* **Text segment**
## start
(All consolidated financial information has been prepared in accordance with
accounting principles generally accepted in the United States of America)
May 11, 2010
Toyota Motor Corporation (TMC) today announced financial results for the fiscal year ended March 31, 2010.
On a consolidated basis, net revenues for the fiscal year ended March 31, 2010 totaled
18.95 trillion yen, a decrease of 7.7 percent compared to the last fiscal year. Operating income increased from a loss of 461 billion yen to 147.5 billion yen, and income before income taxes, minority interest and equity in earnings of affiliated companies was 291.4 billion yen. Net income* increased from a loss of 437 billion yen to 209.4 billion yen.
Operating income increased by 608.5 billion yen. Positive factors contributing to the increase include 520 billion yen due to the cost reduction efforts and 470 billion yen due to the reduction in the fixed costs.
Consolidated vehicle sales for the fiscal year totaled 7.24 million units, a decrease of 330 thousand units from the last fiscal year.
Commenting on the financial results, TMC President Akio Toyoda said, “I am sincerely grateful to our dealers and suppliers who remained fully committed to providing as many cars as possible to customers, and to our employees as well as our overseas business operations for their efforts in working together so that the company will return to its normal state as soon as possible. And finally, above all, I am sincerely grateful to our customers of more than 7 million people around the world who newly purchased Toyota vehicles.”
With regard to our operating income by region, we achieved year-on-year improvement in all regions for the fiscal year.
In Japan, vehicle sales were 2.16 million units, an increase of 218 thousand units compared to the last fiscal year. Operating income from Japanese operations increased by 12.3 billion yen to a loss of 225.2 billion yen.
In North America, vehicle sales totaled 2.1 million units, a decrease of 114 thousand units. Operating income increased by 475.6 billion yen to 85.4 billion yen including 31.3 billion yen of valuation profits from interest rate swaps. Operating income excluding the impact of valuation profit on interest rate swaps increased by 417.1 billion yen, to 54.1 billion yen, mainly due to improved market conditions and financial services.
In Europe, vehicle sales were 858 thousand units, a decrease of 204 thousand units, while operating income increased by 110.3 billion yen to a loss of 33 billion yen.
In Asia, vehicle sales were 979 thousand units, an increase of 74 thousand units. Operating income increased by 27.5 billion yen, to 203.6 billion yen.
Sales in other regions including Central and South America, Oceania, Africa and the Middle East etc., were 1.14 million units, a decrease of 304 thousand units. Operating income for Central and South America, Oceania and Africa increased by 27.9 billion yen to 115.5 billion yen.
In the financial services segment, operating income increased by 318.9 billion yen, to 246.9 billion yen compared to the last fiscal year, including 31 billion yen of valuation profits from interest rate swaps. Excluding the valuation profits, operating income increased by 254.4 billion yen to 215.9 billion yen. This was due to decreased expenses related to loan losses and residual losses and improved lending margins as a result of a declining funding cost mainly in North America.
## end
Element region listings:
## start
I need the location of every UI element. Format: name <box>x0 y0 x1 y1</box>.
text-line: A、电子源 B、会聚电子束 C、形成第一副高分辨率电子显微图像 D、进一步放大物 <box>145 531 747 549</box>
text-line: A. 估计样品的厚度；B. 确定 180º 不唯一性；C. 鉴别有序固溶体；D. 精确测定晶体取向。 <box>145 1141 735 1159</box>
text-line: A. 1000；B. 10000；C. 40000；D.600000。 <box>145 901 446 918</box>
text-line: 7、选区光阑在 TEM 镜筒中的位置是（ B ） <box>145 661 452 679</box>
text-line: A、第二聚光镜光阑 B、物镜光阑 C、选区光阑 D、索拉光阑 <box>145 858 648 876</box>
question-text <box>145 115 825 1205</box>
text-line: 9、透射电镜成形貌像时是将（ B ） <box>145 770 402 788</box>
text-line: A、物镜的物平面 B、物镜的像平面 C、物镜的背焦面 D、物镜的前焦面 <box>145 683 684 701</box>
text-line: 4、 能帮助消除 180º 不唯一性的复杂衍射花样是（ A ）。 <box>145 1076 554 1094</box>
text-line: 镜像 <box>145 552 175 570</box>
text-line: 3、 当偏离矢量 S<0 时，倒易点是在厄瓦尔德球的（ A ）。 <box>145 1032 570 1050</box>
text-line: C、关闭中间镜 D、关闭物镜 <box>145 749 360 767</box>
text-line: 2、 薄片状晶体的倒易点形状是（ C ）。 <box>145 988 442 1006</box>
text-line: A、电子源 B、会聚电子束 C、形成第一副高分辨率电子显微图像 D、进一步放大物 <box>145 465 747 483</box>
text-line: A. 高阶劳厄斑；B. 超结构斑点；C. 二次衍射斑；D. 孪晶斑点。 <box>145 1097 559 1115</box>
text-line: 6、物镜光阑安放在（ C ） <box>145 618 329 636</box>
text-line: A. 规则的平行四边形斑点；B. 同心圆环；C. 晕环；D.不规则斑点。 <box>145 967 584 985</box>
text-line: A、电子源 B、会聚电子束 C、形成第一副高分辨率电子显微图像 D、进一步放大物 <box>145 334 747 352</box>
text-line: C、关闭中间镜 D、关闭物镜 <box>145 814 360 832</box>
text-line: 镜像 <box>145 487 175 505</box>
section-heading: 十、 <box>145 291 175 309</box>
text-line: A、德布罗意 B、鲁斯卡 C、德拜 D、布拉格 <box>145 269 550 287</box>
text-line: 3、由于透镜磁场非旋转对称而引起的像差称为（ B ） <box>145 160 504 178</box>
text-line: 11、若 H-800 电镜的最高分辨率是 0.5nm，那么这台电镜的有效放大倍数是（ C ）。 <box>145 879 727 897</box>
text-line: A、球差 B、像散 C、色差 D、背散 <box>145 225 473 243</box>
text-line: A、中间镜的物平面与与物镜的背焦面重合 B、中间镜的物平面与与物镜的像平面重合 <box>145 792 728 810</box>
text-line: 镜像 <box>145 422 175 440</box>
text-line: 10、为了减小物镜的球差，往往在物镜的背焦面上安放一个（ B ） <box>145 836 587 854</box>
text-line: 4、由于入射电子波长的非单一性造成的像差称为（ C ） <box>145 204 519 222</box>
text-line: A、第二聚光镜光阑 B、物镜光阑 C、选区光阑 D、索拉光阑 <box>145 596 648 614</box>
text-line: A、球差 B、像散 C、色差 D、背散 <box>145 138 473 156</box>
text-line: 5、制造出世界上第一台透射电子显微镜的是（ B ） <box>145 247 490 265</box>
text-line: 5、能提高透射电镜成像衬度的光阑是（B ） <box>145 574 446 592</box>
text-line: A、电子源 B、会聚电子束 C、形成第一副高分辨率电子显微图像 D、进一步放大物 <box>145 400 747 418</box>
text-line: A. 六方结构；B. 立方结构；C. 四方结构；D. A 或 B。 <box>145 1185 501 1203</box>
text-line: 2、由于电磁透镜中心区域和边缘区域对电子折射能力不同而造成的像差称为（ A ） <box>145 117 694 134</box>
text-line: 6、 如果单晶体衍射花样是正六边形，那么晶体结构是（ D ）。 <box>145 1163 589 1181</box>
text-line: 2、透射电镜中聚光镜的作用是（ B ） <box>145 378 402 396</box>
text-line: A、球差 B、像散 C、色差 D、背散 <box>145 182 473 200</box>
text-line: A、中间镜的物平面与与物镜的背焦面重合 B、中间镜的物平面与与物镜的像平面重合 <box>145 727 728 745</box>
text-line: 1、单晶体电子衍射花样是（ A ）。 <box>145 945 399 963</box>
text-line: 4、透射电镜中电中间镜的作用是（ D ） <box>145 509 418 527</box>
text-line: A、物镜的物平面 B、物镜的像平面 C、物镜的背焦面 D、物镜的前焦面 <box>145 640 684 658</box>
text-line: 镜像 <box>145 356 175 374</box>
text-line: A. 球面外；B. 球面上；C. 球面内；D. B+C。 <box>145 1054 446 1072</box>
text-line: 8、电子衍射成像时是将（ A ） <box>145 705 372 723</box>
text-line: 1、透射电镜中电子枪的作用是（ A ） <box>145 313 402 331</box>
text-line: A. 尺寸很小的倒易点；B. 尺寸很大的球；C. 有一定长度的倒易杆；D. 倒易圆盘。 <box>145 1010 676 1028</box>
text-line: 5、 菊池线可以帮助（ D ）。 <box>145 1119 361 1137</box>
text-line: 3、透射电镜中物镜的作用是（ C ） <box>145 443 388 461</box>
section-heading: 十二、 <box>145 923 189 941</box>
## end
* **Problems to solve**
**a.** From the Toyota results announcement, repeat the passage starting at "Sales in other" and ending at "115.5 billion yen.".
**b.** In the Toyota results announcement, why did operating income in the financial services segment go up once the interest rate swap valuation profits are left out?

* **Answers**
**a.**
Sales in other regions including Central and South America, Oceania, Africa and the Middle East etc., were 1.14 million units, a decrease of 304 thousand units. Operating income for Central and South America, Oceania and Africa increased by 27.9 billion yen to 115.5 billion yen.

**b.** It went up by 254.4 billion yen to 215.9 billion yen because expenses tied to loan losses and residual losses fell. Lending margins also improved as funding costs declined, mainly in North America.